>>>>

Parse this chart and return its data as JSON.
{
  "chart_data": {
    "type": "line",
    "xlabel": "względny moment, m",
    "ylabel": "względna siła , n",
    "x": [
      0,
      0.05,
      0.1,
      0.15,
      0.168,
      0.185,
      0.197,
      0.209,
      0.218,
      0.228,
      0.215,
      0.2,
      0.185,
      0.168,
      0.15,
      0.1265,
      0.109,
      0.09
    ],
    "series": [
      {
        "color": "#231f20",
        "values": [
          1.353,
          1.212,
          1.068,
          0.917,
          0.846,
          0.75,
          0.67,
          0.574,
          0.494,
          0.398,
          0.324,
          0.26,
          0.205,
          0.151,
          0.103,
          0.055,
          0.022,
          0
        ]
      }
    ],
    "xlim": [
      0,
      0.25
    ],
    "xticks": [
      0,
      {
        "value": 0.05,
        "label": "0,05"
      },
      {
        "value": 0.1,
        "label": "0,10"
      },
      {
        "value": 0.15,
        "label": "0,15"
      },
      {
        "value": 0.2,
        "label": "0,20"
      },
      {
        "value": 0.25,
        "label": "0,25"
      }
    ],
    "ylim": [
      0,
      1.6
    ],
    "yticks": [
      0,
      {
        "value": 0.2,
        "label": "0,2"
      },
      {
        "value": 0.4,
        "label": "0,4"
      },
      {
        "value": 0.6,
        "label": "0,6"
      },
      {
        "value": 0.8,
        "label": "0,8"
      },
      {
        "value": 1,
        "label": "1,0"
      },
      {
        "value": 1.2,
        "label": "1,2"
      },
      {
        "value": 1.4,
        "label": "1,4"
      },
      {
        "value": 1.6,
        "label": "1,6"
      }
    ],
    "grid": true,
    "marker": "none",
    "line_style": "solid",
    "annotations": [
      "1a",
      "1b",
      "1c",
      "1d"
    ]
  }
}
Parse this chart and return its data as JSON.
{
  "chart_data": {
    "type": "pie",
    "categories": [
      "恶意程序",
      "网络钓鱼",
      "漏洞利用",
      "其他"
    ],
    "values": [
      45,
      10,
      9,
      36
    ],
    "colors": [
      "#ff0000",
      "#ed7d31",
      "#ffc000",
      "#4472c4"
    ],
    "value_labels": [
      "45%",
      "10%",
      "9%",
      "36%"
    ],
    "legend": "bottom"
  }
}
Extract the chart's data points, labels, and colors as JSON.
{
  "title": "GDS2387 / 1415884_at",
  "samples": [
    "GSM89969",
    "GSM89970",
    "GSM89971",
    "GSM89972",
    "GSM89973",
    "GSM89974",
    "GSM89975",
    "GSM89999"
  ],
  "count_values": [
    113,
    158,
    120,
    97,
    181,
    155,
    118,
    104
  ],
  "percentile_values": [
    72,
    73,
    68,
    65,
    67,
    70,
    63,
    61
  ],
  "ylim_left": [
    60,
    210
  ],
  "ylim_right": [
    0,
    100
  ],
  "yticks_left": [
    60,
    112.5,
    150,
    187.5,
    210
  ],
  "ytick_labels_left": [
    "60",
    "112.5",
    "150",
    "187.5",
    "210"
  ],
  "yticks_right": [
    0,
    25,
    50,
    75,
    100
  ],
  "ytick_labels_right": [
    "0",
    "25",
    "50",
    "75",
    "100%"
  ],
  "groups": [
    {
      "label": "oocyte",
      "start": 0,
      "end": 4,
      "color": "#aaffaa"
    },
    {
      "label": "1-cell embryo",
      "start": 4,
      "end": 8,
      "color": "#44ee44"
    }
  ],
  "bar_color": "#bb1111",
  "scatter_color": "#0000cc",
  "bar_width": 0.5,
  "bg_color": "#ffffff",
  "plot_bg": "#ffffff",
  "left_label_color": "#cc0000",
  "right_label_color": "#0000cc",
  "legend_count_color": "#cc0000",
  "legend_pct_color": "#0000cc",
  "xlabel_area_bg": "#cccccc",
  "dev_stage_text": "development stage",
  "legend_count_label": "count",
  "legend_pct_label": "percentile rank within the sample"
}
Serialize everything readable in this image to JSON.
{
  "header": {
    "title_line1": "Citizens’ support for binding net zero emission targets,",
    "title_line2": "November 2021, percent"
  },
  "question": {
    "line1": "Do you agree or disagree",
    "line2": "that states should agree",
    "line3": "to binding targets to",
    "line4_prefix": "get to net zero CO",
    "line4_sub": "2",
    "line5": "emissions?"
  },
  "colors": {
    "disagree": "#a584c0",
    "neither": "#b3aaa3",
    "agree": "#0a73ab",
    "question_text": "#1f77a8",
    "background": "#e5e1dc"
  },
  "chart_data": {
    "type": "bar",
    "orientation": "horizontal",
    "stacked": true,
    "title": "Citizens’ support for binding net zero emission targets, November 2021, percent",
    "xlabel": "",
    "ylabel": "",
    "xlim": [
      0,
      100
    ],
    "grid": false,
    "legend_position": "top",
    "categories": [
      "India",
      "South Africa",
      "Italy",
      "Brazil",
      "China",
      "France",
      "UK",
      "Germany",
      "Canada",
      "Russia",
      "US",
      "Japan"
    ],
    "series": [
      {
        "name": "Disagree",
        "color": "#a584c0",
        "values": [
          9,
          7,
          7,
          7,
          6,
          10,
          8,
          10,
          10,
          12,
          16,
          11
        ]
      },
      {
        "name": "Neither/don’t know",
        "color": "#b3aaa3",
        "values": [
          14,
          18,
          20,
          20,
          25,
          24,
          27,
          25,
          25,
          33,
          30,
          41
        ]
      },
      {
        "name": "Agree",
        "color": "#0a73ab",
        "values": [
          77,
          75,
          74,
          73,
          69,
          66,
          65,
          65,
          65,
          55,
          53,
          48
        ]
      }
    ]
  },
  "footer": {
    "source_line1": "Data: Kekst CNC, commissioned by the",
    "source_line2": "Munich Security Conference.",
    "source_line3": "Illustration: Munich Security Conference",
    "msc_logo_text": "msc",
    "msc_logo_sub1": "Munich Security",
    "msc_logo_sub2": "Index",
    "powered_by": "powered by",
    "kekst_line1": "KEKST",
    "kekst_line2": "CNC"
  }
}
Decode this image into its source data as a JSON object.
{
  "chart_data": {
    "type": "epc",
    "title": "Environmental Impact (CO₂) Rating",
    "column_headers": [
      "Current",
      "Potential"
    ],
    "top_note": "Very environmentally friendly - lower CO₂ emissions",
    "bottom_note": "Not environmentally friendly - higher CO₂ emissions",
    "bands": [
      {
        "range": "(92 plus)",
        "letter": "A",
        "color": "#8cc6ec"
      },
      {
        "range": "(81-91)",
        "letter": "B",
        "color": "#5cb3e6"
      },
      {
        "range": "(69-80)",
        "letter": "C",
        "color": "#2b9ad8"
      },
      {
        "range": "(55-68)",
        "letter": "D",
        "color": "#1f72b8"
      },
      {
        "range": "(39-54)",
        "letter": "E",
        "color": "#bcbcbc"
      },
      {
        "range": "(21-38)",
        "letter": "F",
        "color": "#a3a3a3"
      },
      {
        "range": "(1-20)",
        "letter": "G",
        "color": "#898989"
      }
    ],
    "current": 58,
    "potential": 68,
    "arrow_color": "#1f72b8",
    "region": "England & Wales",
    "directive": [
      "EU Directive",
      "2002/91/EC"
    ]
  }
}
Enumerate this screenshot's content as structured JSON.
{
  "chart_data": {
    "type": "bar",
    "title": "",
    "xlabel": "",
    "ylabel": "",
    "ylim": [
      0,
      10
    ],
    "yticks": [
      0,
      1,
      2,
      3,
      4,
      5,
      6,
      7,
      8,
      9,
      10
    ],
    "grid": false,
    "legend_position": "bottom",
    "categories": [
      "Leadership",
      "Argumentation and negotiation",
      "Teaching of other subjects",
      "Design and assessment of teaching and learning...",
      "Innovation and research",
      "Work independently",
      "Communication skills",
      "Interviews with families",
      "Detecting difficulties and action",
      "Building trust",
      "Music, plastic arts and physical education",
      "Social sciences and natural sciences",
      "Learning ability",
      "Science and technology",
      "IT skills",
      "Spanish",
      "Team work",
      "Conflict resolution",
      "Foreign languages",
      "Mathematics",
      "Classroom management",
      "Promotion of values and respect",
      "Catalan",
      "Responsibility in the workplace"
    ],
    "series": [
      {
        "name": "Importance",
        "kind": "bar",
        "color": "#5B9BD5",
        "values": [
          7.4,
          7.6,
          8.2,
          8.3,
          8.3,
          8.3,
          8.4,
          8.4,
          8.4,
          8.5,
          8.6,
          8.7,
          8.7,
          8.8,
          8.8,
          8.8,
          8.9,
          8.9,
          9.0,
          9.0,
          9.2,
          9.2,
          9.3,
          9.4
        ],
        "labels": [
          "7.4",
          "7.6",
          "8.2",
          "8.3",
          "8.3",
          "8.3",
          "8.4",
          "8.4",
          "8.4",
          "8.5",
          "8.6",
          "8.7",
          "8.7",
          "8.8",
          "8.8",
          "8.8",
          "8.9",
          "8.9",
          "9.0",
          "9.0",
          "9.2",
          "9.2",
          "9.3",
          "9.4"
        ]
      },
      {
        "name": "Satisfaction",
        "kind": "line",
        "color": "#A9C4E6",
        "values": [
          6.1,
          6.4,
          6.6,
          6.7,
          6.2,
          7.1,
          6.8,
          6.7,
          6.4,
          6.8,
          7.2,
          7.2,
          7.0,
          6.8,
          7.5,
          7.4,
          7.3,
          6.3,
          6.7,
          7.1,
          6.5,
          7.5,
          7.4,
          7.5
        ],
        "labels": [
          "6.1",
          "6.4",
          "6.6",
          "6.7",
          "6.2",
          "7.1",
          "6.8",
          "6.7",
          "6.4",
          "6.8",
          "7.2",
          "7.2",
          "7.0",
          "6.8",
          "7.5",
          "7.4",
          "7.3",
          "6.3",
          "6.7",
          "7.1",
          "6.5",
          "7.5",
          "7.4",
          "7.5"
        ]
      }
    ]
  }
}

<<<<

Among the records above, find each line holding the string "Citizens" and pull it out.

    "title_line1": "Citizens’ support for binding net zero emission targets,",
    "title": "Citizens’ support for binding net zero emission targets, November 2021, percent",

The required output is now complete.